Check every line for the word "Dekarstwo" and give the number of lines where it occurs, nothing else.
===== Data for this task =====
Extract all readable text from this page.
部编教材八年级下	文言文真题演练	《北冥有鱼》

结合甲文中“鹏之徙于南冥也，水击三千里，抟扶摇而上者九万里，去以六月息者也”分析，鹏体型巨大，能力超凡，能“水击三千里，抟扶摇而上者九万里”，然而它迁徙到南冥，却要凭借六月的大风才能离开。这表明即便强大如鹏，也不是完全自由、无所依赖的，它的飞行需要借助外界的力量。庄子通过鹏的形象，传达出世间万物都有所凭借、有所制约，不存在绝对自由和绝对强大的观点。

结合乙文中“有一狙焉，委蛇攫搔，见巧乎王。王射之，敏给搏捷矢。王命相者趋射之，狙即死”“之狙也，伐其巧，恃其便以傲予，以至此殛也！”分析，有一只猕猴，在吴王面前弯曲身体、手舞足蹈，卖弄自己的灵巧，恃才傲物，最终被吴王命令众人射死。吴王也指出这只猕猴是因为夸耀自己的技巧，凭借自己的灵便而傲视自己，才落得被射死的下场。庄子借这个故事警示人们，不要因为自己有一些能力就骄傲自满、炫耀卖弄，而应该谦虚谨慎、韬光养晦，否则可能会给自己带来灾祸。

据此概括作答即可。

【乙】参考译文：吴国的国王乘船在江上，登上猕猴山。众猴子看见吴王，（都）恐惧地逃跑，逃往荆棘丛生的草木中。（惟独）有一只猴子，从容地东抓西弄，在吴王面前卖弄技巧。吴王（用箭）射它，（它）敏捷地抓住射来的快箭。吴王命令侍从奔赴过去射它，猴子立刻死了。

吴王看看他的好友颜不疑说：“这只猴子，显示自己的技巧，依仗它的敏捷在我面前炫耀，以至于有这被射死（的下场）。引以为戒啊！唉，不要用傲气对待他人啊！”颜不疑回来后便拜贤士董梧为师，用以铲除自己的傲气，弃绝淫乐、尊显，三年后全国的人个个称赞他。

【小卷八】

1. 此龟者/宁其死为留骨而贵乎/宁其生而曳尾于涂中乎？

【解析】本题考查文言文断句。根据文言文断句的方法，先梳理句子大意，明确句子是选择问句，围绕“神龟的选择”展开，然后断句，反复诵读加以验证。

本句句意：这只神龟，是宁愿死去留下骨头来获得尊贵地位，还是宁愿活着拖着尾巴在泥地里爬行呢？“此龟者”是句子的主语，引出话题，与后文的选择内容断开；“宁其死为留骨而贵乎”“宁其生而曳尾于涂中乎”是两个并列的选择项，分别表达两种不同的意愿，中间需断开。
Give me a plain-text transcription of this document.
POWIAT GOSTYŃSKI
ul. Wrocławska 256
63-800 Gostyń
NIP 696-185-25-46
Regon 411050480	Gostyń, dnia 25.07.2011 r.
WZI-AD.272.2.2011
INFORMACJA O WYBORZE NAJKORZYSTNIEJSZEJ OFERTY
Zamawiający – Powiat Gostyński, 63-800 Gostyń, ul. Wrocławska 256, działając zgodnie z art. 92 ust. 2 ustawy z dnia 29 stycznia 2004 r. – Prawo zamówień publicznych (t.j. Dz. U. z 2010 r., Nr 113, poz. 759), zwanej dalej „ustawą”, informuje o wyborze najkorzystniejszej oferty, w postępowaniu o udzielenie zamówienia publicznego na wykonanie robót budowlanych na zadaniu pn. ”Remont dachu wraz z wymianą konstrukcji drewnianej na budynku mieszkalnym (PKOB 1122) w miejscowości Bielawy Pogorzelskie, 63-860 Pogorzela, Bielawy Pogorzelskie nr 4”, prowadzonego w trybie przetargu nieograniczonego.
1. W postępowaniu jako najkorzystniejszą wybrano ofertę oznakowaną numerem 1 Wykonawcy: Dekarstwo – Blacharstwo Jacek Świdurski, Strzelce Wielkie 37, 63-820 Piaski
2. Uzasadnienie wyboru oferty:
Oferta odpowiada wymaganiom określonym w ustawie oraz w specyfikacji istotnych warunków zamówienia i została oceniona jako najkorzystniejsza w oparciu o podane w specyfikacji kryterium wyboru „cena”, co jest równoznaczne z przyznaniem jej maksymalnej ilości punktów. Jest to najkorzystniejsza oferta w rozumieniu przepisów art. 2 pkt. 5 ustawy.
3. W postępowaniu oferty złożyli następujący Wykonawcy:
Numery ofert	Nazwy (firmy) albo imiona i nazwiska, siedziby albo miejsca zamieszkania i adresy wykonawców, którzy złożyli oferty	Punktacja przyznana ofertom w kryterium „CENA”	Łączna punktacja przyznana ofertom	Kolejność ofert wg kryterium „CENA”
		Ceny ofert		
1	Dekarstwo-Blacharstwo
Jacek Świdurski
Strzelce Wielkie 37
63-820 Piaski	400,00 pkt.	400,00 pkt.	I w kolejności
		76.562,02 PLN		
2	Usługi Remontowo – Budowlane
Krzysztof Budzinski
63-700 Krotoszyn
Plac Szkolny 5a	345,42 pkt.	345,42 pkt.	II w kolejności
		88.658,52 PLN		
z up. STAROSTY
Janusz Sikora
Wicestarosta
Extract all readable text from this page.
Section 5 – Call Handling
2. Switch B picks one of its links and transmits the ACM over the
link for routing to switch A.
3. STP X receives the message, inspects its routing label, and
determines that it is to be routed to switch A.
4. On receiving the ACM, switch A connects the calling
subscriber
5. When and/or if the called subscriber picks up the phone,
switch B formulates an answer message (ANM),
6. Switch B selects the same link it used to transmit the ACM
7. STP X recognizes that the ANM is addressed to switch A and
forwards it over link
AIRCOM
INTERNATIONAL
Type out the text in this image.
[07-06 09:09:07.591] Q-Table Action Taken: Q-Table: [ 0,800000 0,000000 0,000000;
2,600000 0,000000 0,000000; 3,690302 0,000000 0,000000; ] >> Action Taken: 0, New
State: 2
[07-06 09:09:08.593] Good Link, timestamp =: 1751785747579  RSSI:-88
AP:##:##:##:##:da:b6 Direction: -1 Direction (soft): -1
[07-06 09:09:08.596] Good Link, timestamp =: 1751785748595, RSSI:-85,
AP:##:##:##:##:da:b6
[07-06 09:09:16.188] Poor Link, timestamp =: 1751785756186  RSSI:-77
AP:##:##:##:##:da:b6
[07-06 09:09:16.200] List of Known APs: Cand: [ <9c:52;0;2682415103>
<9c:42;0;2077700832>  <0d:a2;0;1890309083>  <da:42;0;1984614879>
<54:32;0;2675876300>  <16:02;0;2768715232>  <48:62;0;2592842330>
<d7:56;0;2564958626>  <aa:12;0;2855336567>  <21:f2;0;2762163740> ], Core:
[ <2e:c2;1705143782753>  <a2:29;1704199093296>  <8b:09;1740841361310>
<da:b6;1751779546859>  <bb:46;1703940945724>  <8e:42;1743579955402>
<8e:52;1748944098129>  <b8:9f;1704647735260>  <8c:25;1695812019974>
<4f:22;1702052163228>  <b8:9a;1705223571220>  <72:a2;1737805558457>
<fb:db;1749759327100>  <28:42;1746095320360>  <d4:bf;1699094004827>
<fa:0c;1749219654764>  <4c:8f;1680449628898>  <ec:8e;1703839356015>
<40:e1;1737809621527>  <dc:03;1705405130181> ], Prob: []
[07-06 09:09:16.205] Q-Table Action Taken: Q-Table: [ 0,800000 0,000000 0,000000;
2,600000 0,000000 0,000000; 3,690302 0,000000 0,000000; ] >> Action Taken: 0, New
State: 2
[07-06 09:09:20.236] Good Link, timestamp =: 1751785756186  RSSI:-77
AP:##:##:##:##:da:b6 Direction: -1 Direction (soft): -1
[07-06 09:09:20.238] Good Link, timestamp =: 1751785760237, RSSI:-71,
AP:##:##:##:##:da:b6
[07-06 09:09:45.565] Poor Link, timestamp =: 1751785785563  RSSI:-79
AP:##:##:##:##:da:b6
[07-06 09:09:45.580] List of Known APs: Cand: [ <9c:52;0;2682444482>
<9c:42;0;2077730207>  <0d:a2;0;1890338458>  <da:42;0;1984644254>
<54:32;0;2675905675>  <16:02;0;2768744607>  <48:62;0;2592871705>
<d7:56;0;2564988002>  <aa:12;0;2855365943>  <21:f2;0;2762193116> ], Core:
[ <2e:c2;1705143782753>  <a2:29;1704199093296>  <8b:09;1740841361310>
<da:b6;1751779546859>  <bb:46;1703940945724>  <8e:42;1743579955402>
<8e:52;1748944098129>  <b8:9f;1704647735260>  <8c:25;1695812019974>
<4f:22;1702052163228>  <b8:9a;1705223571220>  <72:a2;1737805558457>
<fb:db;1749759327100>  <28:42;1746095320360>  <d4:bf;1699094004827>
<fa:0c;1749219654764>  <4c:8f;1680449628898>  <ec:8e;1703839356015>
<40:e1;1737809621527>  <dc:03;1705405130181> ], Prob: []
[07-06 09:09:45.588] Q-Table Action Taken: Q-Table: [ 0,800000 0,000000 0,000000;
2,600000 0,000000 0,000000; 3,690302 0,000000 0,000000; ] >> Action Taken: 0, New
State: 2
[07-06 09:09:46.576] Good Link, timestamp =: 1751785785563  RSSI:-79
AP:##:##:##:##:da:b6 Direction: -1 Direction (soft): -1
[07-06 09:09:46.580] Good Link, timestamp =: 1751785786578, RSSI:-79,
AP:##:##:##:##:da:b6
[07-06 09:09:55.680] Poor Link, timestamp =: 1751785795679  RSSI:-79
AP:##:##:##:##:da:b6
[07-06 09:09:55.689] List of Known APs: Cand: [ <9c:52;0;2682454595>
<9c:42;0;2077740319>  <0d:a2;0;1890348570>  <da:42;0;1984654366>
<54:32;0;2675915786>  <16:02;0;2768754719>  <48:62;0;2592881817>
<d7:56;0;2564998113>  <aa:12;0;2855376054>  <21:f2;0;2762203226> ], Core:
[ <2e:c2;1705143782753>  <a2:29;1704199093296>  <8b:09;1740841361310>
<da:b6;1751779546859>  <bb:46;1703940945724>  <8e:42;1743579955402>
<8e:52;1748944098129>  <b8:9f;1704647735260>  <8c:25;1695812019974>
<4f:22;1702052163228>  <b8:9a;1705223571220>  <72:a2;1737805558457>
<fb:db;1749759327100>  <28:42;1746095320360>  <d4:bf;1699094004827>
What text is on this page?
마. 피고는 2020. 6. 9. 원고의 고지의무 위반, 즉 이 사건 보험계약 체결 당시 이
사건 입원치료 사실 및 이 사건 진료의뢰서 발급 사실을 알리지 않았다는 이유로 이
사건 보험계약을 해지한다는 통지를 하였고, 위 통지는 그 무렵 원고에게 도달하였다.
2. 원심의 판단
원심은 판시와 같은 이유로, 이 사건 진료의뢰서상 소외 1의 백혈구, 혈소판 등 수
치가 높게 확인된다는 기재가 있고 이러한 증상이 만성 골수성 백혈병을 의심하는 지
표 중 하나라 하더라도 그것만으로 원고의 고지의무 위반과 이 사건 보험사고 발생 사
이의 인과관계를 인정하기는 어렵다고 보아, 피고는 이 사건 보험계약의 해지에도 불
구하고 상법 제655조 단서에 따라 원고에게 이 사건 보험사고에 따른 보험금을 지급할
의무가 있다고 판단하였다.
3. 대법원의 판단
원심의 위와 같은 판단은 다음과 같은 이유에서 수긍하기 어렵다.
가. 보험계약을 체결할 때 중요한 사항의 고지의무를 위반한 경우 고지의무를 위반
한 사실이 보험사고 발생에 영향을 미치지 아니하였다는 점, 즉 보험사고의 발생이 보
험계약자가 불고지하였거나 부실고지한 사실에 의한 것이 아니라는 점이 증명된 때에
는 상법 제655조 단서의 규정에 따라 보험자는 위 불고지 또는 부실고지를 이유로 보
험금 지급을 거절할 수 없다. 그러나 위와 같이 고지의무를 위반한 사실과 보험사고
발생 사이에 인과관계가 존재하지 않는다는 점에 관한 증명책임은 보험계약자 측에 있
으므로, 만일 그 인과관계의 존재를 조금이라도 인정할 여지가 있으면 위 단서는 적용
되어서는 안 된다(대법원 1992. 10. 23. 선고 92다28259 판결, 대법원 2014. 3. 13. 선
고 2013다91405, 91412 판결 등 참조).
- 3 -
=====
> Answer for the task
2